### Task to complete:
Each record is to be transcribed exactly.

### Given entries:

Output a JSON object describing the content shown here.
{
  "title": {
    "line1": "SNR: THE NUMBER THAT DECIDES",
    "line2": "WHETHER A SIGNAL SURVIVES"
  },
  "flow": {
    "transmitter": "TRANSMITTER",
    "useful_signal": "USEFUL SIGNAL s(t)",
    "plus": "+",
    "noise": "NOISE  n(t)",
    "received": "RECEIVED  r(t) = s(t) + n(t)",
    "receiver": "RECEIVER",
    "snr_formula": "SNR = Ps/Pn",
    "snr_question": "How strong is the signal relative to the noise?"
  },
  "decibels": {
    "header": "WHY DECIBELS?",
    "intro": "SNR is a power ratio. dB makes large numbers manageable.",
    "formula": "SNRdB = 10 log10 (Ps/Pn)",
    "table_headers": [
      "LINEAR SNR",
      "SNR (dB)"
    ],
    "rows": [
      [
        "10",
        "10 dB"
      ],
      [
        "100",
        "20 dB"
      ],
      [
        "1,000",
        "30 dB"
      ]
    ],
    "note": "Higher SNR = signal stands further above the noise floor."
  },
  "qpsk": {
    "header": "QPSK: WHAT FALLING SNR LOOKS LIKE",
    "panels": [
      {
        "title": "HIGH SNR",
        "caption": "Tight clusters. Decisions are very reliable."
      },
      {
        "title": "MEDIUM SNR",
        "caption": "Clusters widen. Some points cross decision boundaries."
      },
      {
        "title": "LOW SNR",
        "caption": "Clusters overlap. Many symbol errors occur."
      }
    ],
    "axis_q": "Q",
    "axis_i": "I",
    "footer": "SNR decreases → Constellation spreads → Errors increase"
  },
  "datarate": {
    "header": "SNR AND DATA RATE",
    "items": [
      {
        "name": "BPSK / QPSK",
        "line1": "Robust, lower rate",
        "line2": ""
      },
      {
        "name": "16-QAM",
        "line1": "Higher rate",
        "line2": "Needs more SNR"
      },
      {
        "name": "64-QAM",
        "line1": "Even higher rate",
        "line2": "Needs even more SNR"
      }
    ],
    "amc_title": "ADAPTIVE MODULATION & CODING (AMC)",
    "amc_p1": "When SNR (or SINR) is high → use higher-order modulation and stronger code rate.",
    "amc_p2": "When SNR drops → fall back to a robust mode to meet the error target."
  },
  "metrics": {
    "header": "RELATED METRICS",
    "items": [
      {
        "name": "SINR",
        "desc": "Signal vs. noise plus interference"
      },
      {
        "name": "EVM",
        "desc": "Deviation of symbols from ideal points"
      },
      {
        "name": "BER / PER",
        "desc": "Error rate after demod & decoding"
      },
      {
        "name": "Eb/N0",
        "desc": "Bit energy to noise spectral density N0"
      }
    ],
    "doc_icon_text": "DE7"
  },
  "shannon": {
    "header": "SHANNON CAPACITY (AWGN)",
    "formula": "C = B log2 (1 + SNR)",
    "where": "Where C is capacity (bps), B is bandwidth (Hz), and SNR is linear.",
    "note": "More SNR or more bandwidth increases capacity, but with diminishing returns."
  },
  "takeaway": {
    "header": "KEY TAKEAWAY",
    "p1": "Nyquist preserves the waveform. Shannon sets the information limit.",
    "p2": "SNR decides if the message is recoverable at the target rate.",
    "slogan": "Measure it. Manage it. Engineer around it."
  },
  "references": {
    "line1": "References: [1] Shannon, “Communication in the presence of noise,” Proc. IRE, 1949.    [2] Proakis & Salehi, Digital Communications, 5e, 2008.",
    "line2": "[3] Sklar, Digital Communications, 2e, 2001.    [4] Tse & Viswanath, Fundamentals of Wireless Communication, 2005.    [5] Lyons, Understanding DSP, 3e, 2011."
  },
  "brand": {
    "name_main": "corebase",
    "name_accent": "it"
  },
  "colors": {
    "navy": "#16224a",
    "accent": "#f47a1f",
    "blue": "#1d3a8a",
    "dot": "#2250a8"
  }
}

### Expected answer:
Output a JSON object describing the content shown here.
{
  "title": {
    "line1": "SNR: THE NUMBER THAT DECIDES",
    "line2": "WHETHER A SIGNAL SURVIVES"
  },
  "flow": {
    "transmitter": "TRANSMITTER",
    "useful_signal": "USEFUL SIGNAL s(t)",
    "plus": "+",
    "noise": "NOISE  n(t)",
    "received": "RECEIVED  r(t) = s(t) + n(t)",
    "receiver": "RECEIVER",
    "snr_formula": "SNR = Ps/Pn",
    "snr_question": "How strong is the signal relative to the noise?"
  },
  "decibels": {
    "header": "WHY DECIBELS?",
    "intro": "SNR is a power ratio. dB makes large numbers manageable.",
    "formula": "SNRdB = 10 log10 (Ps/Pn)",
    "table_headers": [
      "LINEAR SNR",
      "SNR (dB)"
    ],
    "rows": [
      [
        "10",
        "10 dB"
      ],
      [
        "100",
        "20 dB"
      ],
      [
        "1,000",
        "30 dB"
      ]
    ],
    "note": "Higher SNR = signal stands further above the noise floor."
  },
  "qpsk": {
    "header": "QPSK: WHAT FALLING SNR LOOKS LIKE",
    "panels": [
      {
        "title": "HIGH SNR",
        "caption": "Tight clusters. Decisions are very reliable."
      },
      {
        "title": "MEDIUM SNR",
        "caption": "Clusters widen. Some points cross decision boundaries."
      },
      {
        "title": "LOW SNR",
        "caption": "Clusters overlap. Many symbol errors occur."
      }
    ],
    "axis_q": "Q",
    "axis_i": "I",
    "footer": "SNR decreases → Constellation spreads → Errors increase"
  },
  "datarate": {
    "header": "SNR AND DATA RATE",
    "items": [
      {
        "name": "BPSK / QPSK",
        "line1": "Robust, lower rate",
        "line2": ""
      },
      {
        "name": "16-QAM",
        "line1": "Higher rate",
        "line2": "Needs more SNR"
      },
      {
        "name": "64-QAM",
        "line1": "Even higher rate",
        "line2": "Needs even more SNR"
      }
    ],
    "amc_title": "ADAPTIVE MODULATION & CODING (AMC)",
    "amc_p1": "When SNR (or SINR) is high → use higher-order modulation and stronger code rate.",
    "amc_p2": "When SNR drops → fall back to a robust mode to meet the error target."
  },
  "metrics": {
    "header": "RELATED METRICS",
    "items": [
      {
        "name": "SINR",
        "desc": "Signal vs. noise plus interference"
      },
      {
        "name": "EVM",
        "desc": "Deviation of symbols from ideal points"
      },
      {
        "name": "BER / PER",
        "desc": "Error rate after demod & decoding"
      },
      {
        "name": "Eb/N0",
        "desc": "Bit energy to noise spectral density N0"
      }
    ],
    "doc_icon_text": "DE7"
  },
  "shannon": {
    "header": "SHANNON CAPACITY (AWGN)",
    "formula": "C = B log2 (1 + SNR)",
    "where": "Where C is capacity (bps), B is bandwidth (Hz), and SNR is linear.",
    "note": "More SNR or more bandwidth increases capacity, but with diminishing returns."
  },
  "takeaway": {
    "header": "KEY TAKEAWAY",
    "p1": "Nyquist preserves the waveform. Shannon sets the information limit.",
    "p2": "SNR decides if the message is recoverable at the target rate.",
    "slogan": "Measure it. Manage it. Engineer around it."
  },
  "references": {
    "line1": "References: [1] Shannon, “Communication in the presence of noise,” Proc. IRE, 1949.    [2] Proakis & Salehi, Digital Communications, 5e, 2008.",
    "line2": "[3] Sklar, Digital Communications, 2e, 2001.    [4] Tse & Viswanath, Fundamentals of Wireless Communication, 2005.    [5] Lyons, Understanding DSP, 3e, 2011."
  },
  "brand": {
    "name_main": "corebase",
    "name_accent": "it"
  },
  "colors": {
    "navy": "#16224a",
    "accent": "#f47a1f",
    "blue": "#1d3a8a",
    "dot": "#2250a8"
  }
}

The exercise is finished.